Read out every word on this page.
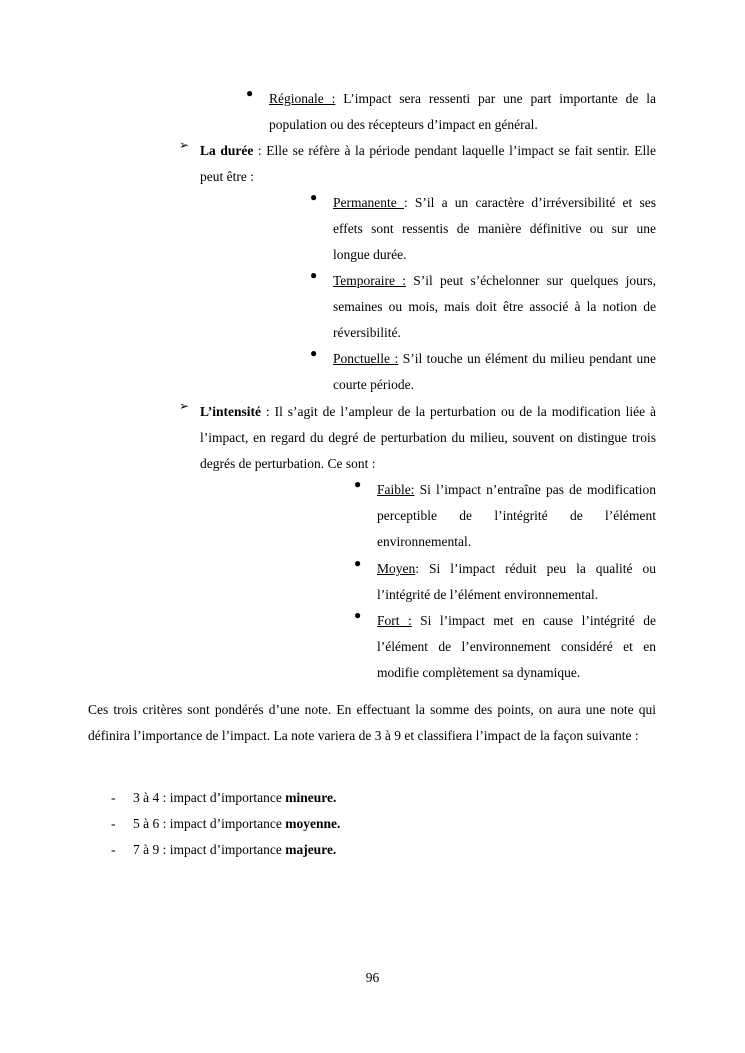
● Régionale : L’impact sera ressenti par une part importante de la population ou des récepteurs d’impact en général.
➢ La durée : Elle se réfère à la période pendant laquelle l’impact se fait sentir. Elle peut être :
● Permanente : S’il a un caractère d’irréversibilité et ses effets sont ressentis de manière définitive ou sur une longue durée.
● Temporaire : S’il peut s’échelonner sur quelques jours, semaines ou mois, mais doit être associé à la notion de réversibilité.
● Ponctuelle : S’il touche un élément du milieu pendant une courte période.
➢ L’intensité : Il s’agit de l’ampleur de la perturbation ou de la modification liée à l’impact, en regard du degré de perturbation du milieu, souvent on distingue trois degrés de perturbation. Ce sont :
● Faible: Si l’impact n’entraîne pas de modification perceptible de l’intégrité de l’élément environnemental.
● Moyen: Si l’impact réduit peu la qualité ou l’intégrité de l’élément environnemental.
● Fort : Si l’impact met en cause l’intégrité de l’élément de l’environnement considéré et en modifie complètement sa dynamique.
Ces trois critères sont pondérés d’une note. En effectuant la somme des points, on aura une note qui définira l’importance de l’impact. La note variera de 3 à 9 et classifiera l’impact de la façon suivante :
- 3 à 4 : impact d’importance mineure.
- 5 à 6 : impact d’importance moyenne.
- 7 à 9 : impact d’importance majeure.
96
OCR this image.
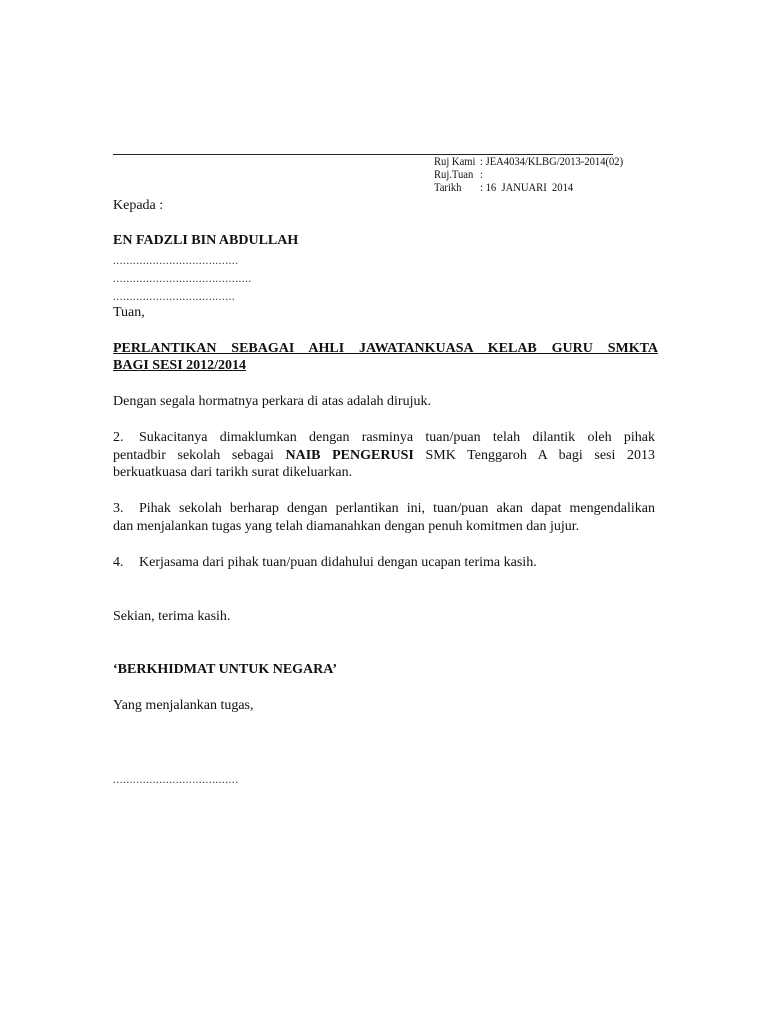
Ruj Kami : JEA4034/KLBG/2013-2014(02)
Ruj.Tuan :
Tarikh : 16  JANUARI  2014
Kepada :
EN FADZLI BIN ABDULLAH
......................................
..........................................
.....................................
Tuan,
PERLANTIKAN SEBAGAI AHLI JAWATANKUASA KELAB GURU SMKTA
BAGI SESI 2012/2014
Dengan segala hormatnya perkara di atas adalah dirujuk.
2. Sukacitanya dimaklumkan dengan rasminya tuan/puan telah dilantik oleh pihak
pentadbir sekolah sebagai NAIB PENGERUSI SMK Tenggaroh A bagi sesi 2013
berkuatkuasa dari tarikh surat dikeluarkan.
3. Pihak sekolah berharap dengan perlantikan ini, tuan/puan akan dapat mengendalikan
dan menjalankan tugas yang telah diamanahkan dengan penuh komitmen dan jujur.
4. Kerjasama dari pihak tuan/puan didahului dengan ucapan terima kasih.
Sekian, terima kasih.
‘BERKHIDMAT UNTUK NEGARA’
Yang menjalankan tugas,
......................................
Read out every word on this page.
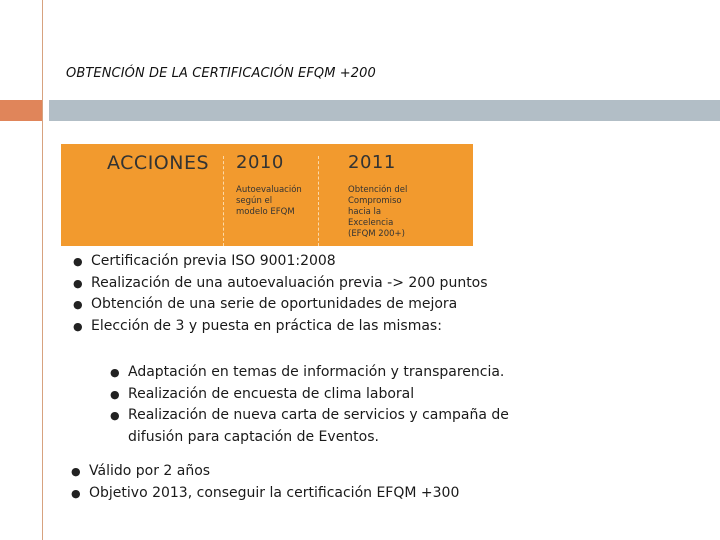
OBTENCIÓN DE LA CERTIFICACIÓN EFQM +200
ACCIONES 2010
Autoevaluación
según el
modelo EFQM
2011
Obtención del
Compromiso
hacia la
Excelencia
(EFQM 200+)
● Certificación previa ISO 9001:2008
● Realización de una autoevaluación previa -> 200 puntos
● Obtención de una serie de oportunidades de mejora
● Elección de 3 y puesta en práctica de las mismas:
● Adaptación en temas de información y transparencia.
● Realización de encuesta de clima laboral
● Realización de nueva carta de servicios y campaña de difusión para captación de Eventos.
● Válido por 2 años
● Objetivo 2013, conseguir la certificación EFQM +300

◆ Directive ◆
Return all lines containing "sont".

◆ Solved problem ◆
● Permanente : S’il a un caractère d’irréversibilité et ses effets sont ressentis de manière définitive ou sur une longue durée.
➢ L’intensité : Il s’agit de l’ampleur de la perturbation ou de la modification liée à l’impact, en regard du degré de perturbation du milieu, souvent on distingue trois degrés de perturbation. Ce sont :
Ces trois critères sont pondérés d’une note. En effectuant la somme des points, on aura une note qui définira l’importance de l’impact. La note variera de 3 à 9 et classifiera l’impact de la façon suivante :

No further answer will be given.